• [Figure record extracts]
>>>
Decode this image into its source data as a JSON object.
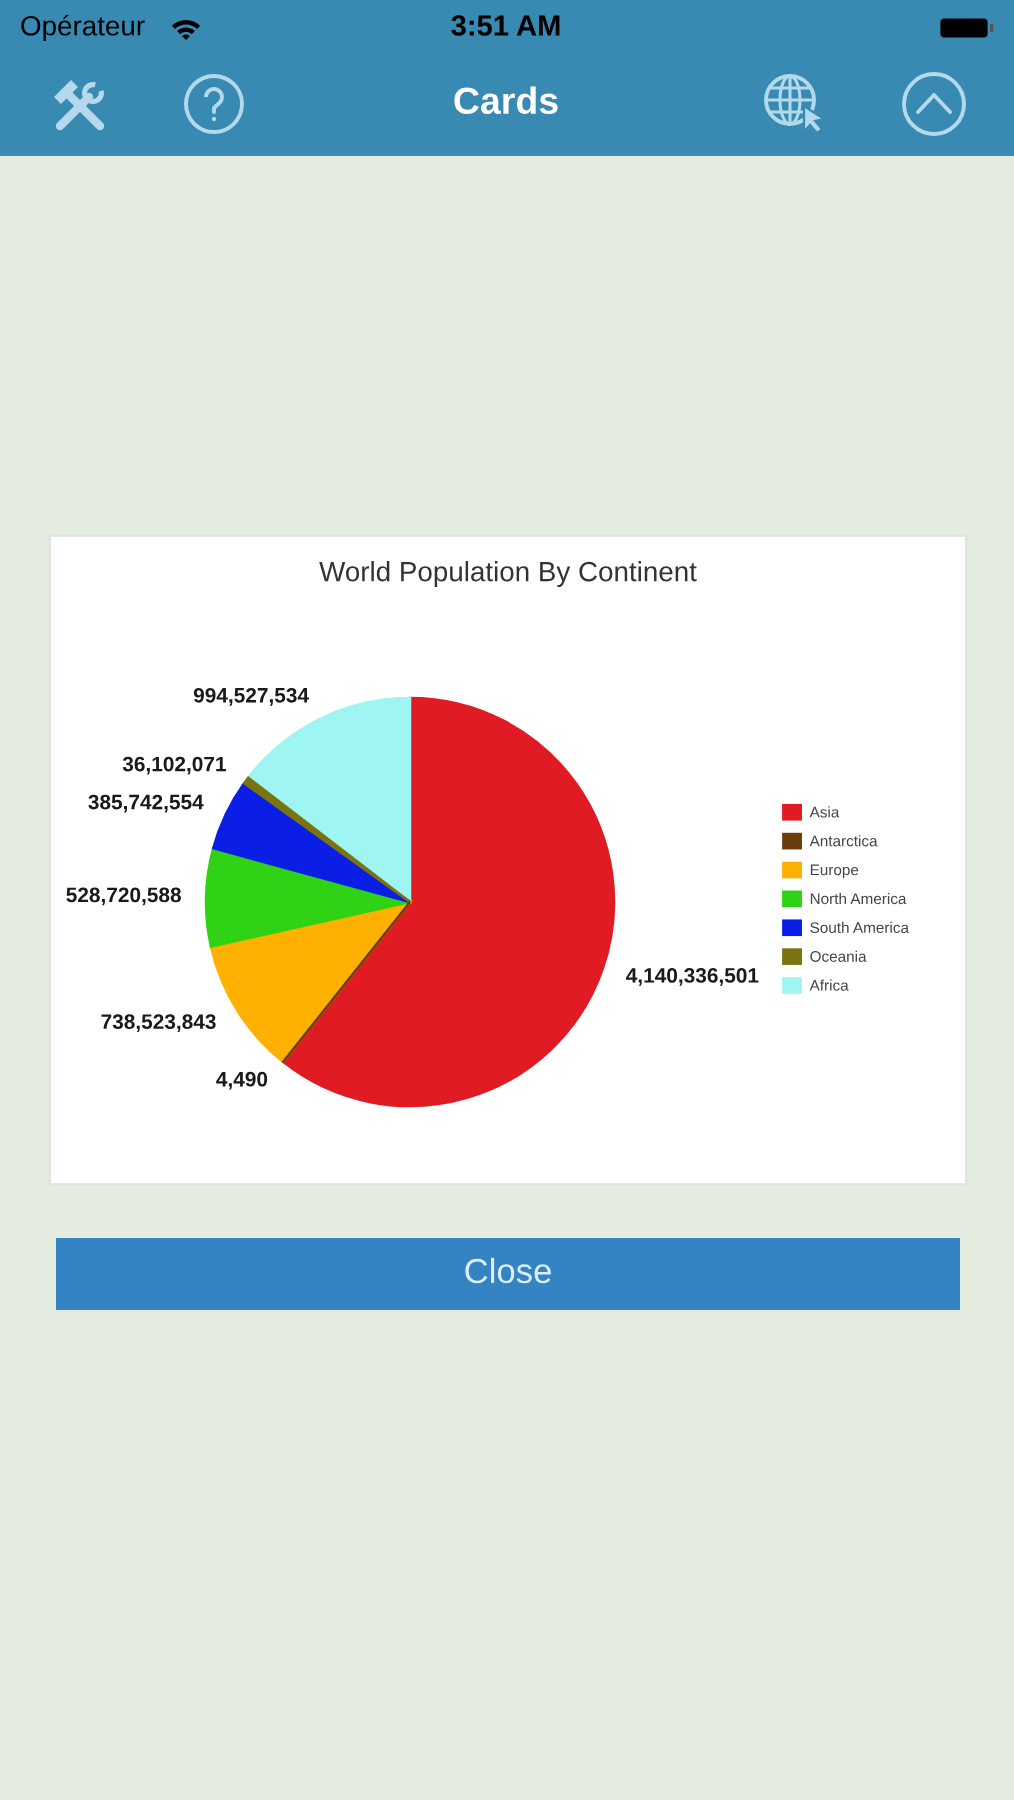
{
  "chart_data": {
    "type": "pie",
    "title": "World Population By Continent",
    "categories": [
      "Asia",
      "Antarctica",
      "Europe",
      "North America",
      "South America",
      "Oceania",
      "Africa"
    ],
    "values": [
      4140336501,
      4490,
      738523843,
      528720588,
      385742554,
      36102071,
      994527534
    ],
    "colors": [
      "#e01b24",
      "#6b3c0c",
      "#ffb000",
      "#2fd214",
      "#0a1ee6",
      "#7a7410",
      "#9ef5f2"
    ],
    "value_labels": [
      "4,140,336,501",
      "4,490",
      "738,523,843",
      "528,720,588",
      "385,742,554",
      "36,102,071",
      "994,527,534"
    ],
    "legend": "right",
    "annotations": [
      "Opérateur",
      "3:51 AM",
      "Cards",
      "Close"
    ]
  }
}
<<<
Write out all the records again, exactly, minus any pictures.

• [Task response]
Decode this image into its source data as a JSON object.
{
  "chart_data": {
    "type": "pie",
    "title": "World Population By Continent",
    "categories": [
      "Asia",
      "Antarctica",
      "Europe",
      "North America",
      "South America",
      "Oceania",
      "Africa"
    ],
    "values": [
      4140336501,
      4490,
      738523843,
      528720588,
      385742554,
      36102071,
      994527534
    ],
    "colors": [
      "#e01b24",
      "#6b3c0c",
      "#ffb000",
      "#2fd214",
      "#0a1ee6",
      "#7a7410",
      "#9ef5f2"
    ],
    "value_labels": [
      "4,140,336,501",
      "4,490",
      "738,523,843",
      "528,720,588",
      "385,742,554",
      "36,102,071",
      "994,527,534"
    ],
    "legend": "right",
    "annotations": [
      "Opérateur",
      "3:51 AM",
      "Cards",
      "Close"
    ]
  }
}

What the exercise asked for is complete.